▶ [Task objective]: Omit every picture and write out the rest of the records exactly.

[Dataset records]

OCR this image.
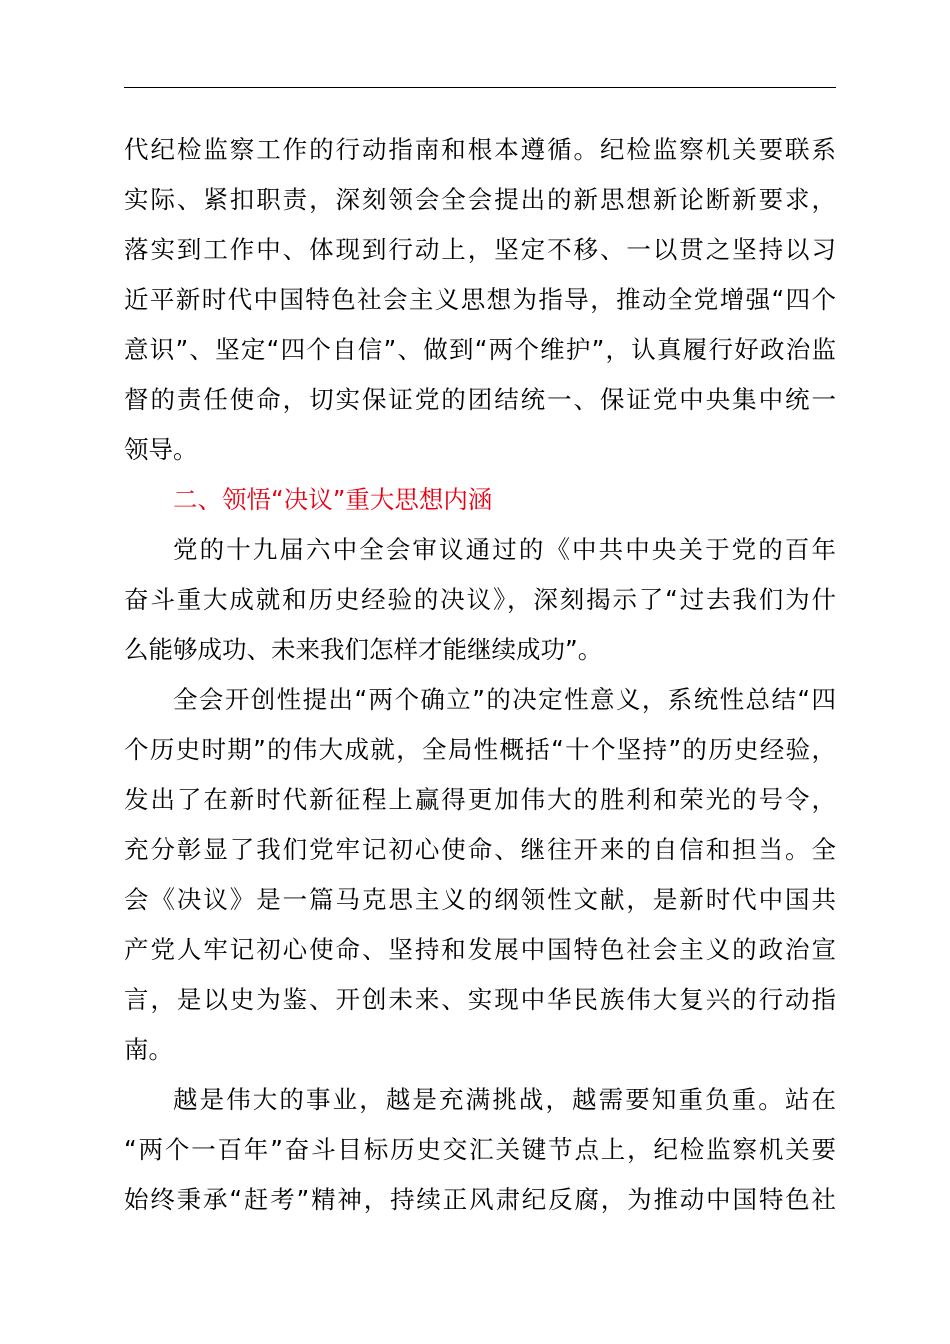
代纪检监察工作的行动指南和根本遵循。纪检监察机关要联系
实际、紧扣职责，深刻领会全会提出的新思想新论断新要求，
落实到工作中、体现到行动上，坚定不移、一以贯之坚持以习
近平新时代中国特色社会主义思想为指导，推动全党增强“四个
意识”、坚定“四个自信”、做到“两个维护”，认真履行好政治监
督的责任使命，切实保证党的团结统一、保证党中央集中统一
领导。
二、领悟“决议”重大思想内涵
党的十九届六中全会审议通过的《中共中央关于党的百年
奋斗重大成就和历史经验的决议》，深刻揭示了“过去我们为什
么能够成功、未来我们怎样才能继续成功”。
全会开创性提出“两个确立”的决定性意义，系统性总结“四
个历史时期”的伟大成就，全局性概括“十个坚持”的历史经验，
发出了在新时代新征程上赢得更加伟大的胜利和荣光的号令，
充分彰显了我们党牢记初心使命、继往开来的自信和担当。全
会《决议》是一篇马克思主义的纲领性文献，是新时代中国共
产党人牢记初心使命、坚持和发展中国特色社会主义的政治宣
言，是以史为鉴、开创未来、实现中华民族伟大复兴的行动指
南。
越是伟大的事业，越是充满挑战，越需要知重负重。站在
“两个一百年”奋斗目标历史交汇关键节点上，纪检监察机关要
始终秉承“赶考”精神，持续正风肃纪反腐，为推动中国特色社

▶ [Written answer]:
OCR this image.
代纪检监察工作的行动指南和根本遵循。纪检监察机关要联系
实际、紧扣职责，深刻领会全会提出的新思想新论断新要求，
落实到工作中、体现到行动上，坚定不移、一以贯之坚持以习
近平新时代中国特色社会主义思想为指导，推动全党增强“四个
意识”、坚定“四个自信”、做到“两个维护”，认真履行好政治监
督的责任使命，切实保证党的团结统一、保证党中央集中统一
领导。
二、领悟“决议”重大思想内涵
党的十九届六中全会审议通过的《中共中央关于党的百年
奋斗重大成就和历史经验的决议》，深刻揭示了“过去我们为什
么能够成功、未来我们怎样才能继续成功”。
全会开创性提出“两个确立”的决定性意义，系统性总结“四
个历史时期”的伟大成就，全局性概括“十个坚持”的历史经验，
发出了在新时代新征程上赢得更加伟大的胜利和荣光的号令，
充分彰显了我们党牢记初心使命、继往开来的自信和担当。全
会《决议》是一篇马克思主义的纲领性文献，是新时代中国共
产党人牢记初心使命、坚持和发展中国特色社会主义的政治宣
言，是以史为鉴、开创未来、实现中华民族伟大复兴的行动指
南。
越是伟大的事业，越是充满挑战，越需要知重负重。站在
“两个一百年”奋斗目标历史交汇关键节点上，纪检监察机关要
始终秉承“赶考”精神，持续正风肃纪反腐，为推动中国特色社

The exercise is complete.